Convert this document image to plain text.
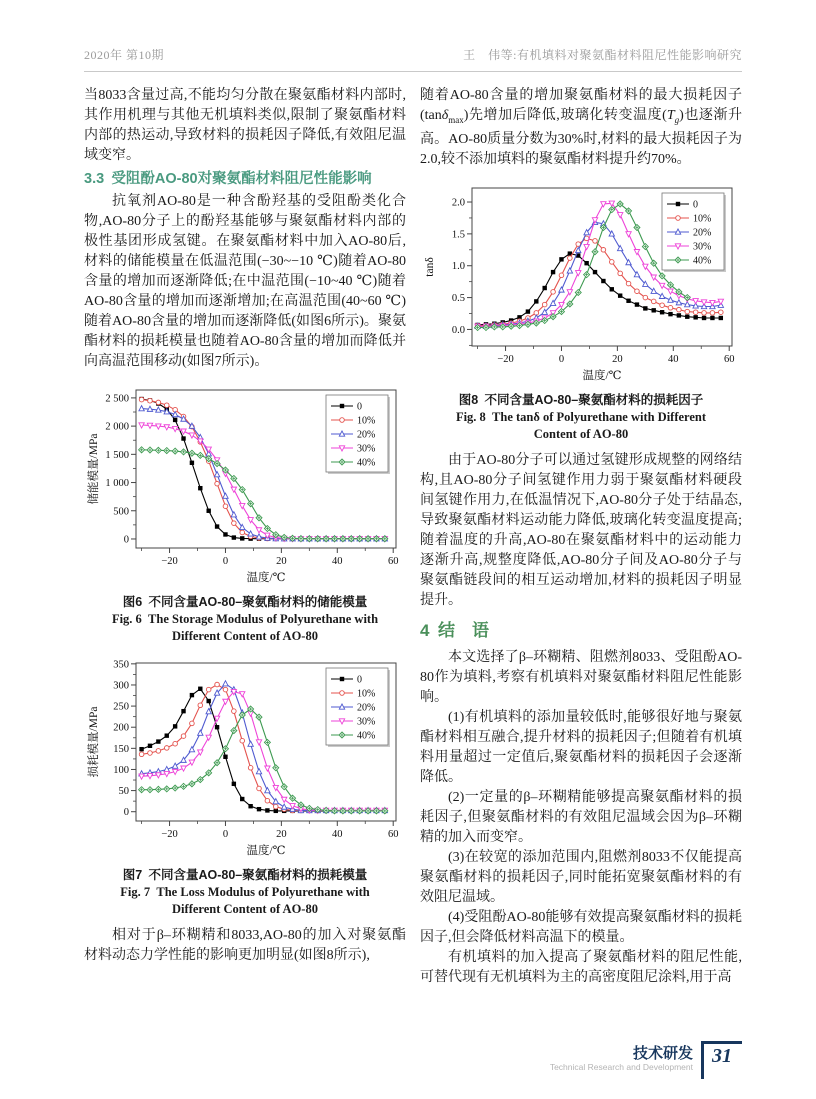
2020年 第10期	王　伟等:有机填料对聚氨酯材料阻尼性能影响研究

当8033含量过高,不能均匀分散在聚氨酯材料内部时,其作用机理与其他无机填料类似,限制了聚氨酯材料内部的热运动,导致材料的损耗因子降低,有效阻尼温域变窄。

3.3 受阻酚AO-80对聚氨酯材料阻尼性能影响

抗氧剂AO-80是一种含酚羟基的受阻酚类化合物,AO-80分子上的酚羟基能够与聚氨酯材料内部的极性基团形成氢键。在聚氨酯材料中加入AO-80后,材料的储能模量在低温范围(−30~−10 ℃)随着AO-80含量的增加而逐渐降低;在中温范围(−10~40 ℃)随着AO-80含量的增加而逐渐增加;在高温范围(40~60 ℃)随着AO-80含量的增加而逐渐降低(如图6所示)。聚氨酯材料的损耗模量也随着AO-80含量的增加而降低并向高温范围移动(如图7所示)。

−20	0	20	40	60
0
500
1 000
1 500
2 000
2 500
温度/℃
储能模量/MPa
0
10%
20%
30%
40%
图6 不同含量AO-80–聚氨酯材料的储能模量
Fig. 6 The Storage Modulus of Polyurethane with Different Content of AO-80
−20	0	20	40	60
0
50
100
150
200
250
300
350
温度/℃
损耗模量/MPa
0
10%
20%
30%
40%
图7 不同含量AO-80–聚氨酯材料的损耗模量
Fig. 7 The Loss Modulus of Polyurethane with Different Content of AO-80

相对于β–环糊精和8033,AO-80的加入对聚氨酯材料动态力学性能的影响更加明显(如图8所示),

随着AO-80含量的增加聚氨酯材料的最大损耗因子(tanδ$_{max}$)先增加后降低,玻璃化转变温度$(T_g)$也逐渐升高。AO-80质量分数为30%时,材料的最大损耗因子为2.0,较不添加填料的聚氨酯材料提升约70%。

−20	0	20	40	60
0.0
0.5
1.0
1.5
2.0
温度/℃
tanδ
0
10%
20%
30%
40%
图8 不同含量AO-80–聚氨酯材料的损耗因子
Fig. 8 The tanδ of Polyurethane with Different Content of AO-80

由于AO-80分子可以通过氢键形成规整的网络结构,且AO-80分子间氢键作用力弱于聚氨酯材料硬段间氢键作用力,在低温情况下,AO-80分子处于结晶态,导致聚氨酯材料运动能力降低,玻璃化转变温度提高;随着温度的升高,AO-80在聚氨酯材料中的运动能力逐渐升高,规整度降低,AO-80分子间及AO-80分子与聚氨酯链段间的相互运动增加,材料的损耗因子明显提升。

4 结 语

本文选择了β–环糊精、阻燃剂8033、受阻酚AO-80作为填料,考察有机填料对聚氨酯材料阻尼性能影响。

(1)有机填料的添加量较低时,能够很好地与聚氨酯材料相互融合,提升材料的损耗因子;但随着有机填料用量超过一定值后,聚氨酯材料的损耗因子会逐渐降低。

(2)一定量的β–环糊精能够提高聚氨酯材料的损耗因子,但聚氨酯材料的有效阻尼温域会因为β–环糊精的加入而变窄。

(3)在较宽的添加范围内,阻燃剂8033不仅能提高聚氨酯材料的损耗因子,同时能拓宽聚氨酯材料的有效阻尼温域。

(4)受阻酚AO-80能够有效提高聚氨酯材料的损耗因子,但会降低材料高温下的模量。

有机填料的加入提高了聚氨酯材料的阻尼性能,可替代现有无机填料为主的高密度阻尼涂料,用于高

技术研发
Technical Research and Development 31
*-*-*
What you should do: Reproduce the entries above exactly. Do not include the images.

Solution for this task:
Convert this document image to plain text.
2020年 第10期	王　伟等:有机填料对聚氨酯材料阻尼性能影响研究

当8033含量过高,不能均匀分散在聚氨酯材料内部时,其作用机理与其他无机填料类似,限制了聚氨酯材料内部的热运动,导致材料的损耗因子降低,有效阻尼温域变窄。

3.3 受阻酚AO-80对聚氨酯材料阻尼性能影响

抗氧剂AO-80是一种含酚羟基的受阻酚类化合物,AO-80分子上的酚羟基能够与聚氨酯材料内部的极性基团形成氢键。在聚氨酯材料中加入AO-80后,材料的储能模量在低温范围(−30~−10 ℃)随着AO-80含量的增加而逐渐降低;在中温范围(−10~40 ℃)随着AO-80含量的增加而逐渐增加;在高温范围(40~60 ℃)随着AO-80含量的增加而逐渐降低(如图6所示)。聚氨酯材料的损耗模量也随着AO-80含量的增加而降低并向高温范围移动(如图7所示)。

−20	0	20	40	60
0
500
1 000
1 500
2 000
2 500
温度/℃
储能模量/MPa
0
10%
20%
30%
40%
图6 不同含量AO-80–聚氨酯材料的储能模量
Fig. 6 The Storage Modulus of Polyurethane with Different Content of AO-80
−20	0	20	40	60
0
50
100
150
200
250
300
350
温度/℃
损耗模量/MPa
0
10%
20%
30%
40%
图7 不同含量AO-80–聚氨酯材料的损耗模量
Fig. 7 The Loss Modulus of Polyurethane with Different Content of AO-80

相对于β–环糊精和8033,AO-80的加入对聚氨酯材料动态力学性能的影响更加明显(如图8所示),

随着AO-80含量的增加聚氨酯材料的最大损耗因子(tanδ$_{max}$)先增加后降低,玻璃化转变温度$(T_g)$也逐渐升高。AO-80质量分数为30%时,材料的最大损耗因子为2.0,较不添加填料的聚氨酯材料提升约70%。

−20	0	20	40	60
0.0
0.5
1.0
1.5
2.0
温度/℃
tanδ
0
10%
20%
30%
40%
图8 不同含量AO-80–聚氨酯材料的损耗因子
Fig. 8 The tanδ of Polyurethane with Different Content of AO-80

由于AO-80分子可以通过氢键形成规整的网络结构,且AO-80分子间氢键作用力弱于聚氨酯材料硬段间氢键作用力,在低温情况下,AO-80分子处于结晶态,导致聚氨酯材料运动能力降低,玻璃化转变温度提高;随着温度的升高,AO-80在聚氨酯材料中的运动能力逐渐升高,规整度降低,AO-80分子间及AO-80分子与聚氨酯链段间的相互运动增加,材料的损耗因子明显提升。

4 结 语

本文选择了β–环糊精、阻燃剂8033、受阻酚AO-80作为填料,考察有机填料对聚氨酯材料阻尼性能影响。

(1)有机填料的添加量较低时,能够很好地与聚氨酯材料相互融合,提升材料的损耗因子;但随着有机填料用量超过一定值后,聚氨酯材料的损耗因子会逐渐降低。

(2)一定量的β–环糊精能够提高聚氨酯材料的损耗因子,但聚氨酯材料的有效阻尼温域会因为β–环糊精的加入而变窄。

(3)在较宽的添加范围内,阻燃剂8033不仅能提高聚氨酯材料的损耗因子,同时能拓宽聚氨酯材料的有效阻尼温域。

(4)受阻酚AO-80能够有效提高聚氨酯材料的损耗因子,但会降低材料高温下的模量。

有机填料的加入提高了聚氨酯材料的阻尼性能,可替代现有无机填料为主的高密度阻尼涂料,用于高

技术研发
Technical Research and Development 31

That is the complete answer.